# PROVIDED ENTRIES
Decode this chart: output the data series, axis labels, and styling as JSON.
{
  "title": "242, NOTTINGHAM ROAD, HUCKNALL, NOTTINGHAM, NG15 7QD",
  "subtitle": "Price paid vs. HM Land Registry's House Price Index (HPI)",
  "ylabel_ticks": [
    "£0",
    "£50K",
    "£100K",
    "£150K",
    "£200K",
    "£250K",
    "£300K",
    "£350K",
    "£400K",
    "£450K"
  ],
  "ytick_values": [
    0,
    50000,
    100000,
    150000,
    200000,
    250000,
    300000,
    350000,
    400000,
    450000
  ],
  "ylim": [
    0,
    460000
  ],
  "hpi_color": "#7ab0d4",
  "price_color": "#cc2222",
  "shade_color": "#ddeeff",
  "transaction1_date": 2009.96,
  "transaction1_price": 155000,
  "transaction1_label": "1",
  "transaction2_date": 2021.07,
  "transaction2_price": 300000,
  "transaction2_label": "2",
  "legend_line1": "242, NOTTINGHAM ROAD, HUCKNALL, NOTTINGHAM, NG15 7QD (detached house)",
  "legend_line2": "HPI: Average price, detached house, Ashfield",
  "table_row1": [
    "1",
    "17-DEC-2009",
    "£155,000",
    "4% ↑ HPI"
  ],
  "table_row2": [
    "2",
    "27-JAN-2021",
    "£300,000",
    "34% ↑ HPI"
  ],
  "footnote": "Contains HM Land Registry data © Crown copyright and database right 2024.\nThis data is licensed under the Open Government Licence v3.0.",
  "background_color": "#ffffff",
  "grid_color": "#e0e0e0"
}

# SHORT EXERCISE
Word for word, write out all of the data above.

# WORKED SOLUTION
Decode this chart: output the data series, axis labels, and styling as JSON.
{
  "title": "242, NOTTINGHAM ROAD, HUCKNALL, NOTTINGHAM, NG15 7QD",
  "subtitle": "Price paid vs. HM Land Registry's House Price Index (HPI)",
  "ylabel_ticks": [
    "£0",
    "£50K",
    "£100K",
    "£150K",
    "£200K",
    "£250K",
    "£300K",
    "£350K",
    "£400K",
    "£450K"
  ],
  "ytick_values": [
    0,
    50000,
    100000,
    150000,
    200000,
    250000,
    300000,
    350000,
    400000,
    450000
  ],
  "ylim": [
    0,
    460000
  ],
  "hpi_color": "#7ab0d4",
  "price_color": "#cc2222",
  "shade_color": "#ddeeff",
  "transaction1_date": 2009.96,
  "transaction1_price": 155000,
  "transaction1_label": "1",
  "transaction2_date": 2021.07,
  "transaction2_price": 300000,
  "transaction2_label": "2",
  "legend_line1": "242, NOTTINGHAM ROAD, HUCKNALL, NOTTINGHAM, NG15 7QD (detached house)",
  "legend_line2": "HPI: Average price, detached house, Ashfield",
  "table_row1": [
    "1",
    "17-DEC-2009",
    "£155,000",
    "4% ↑ HPI"
  ],
  "table_row2": [
    "2",
    "27-JAN-2021",
    "£300,000",
    "34% ↑ HPI"
  ],
  "footnote": "Contains HM Land Registry data © Crown copyright and database right 2024.\nThis data is licensed under the Open Government Licence v3.0.",
  "background_color": "#ffffff",
  "grid_color": "#e0e0e0"
}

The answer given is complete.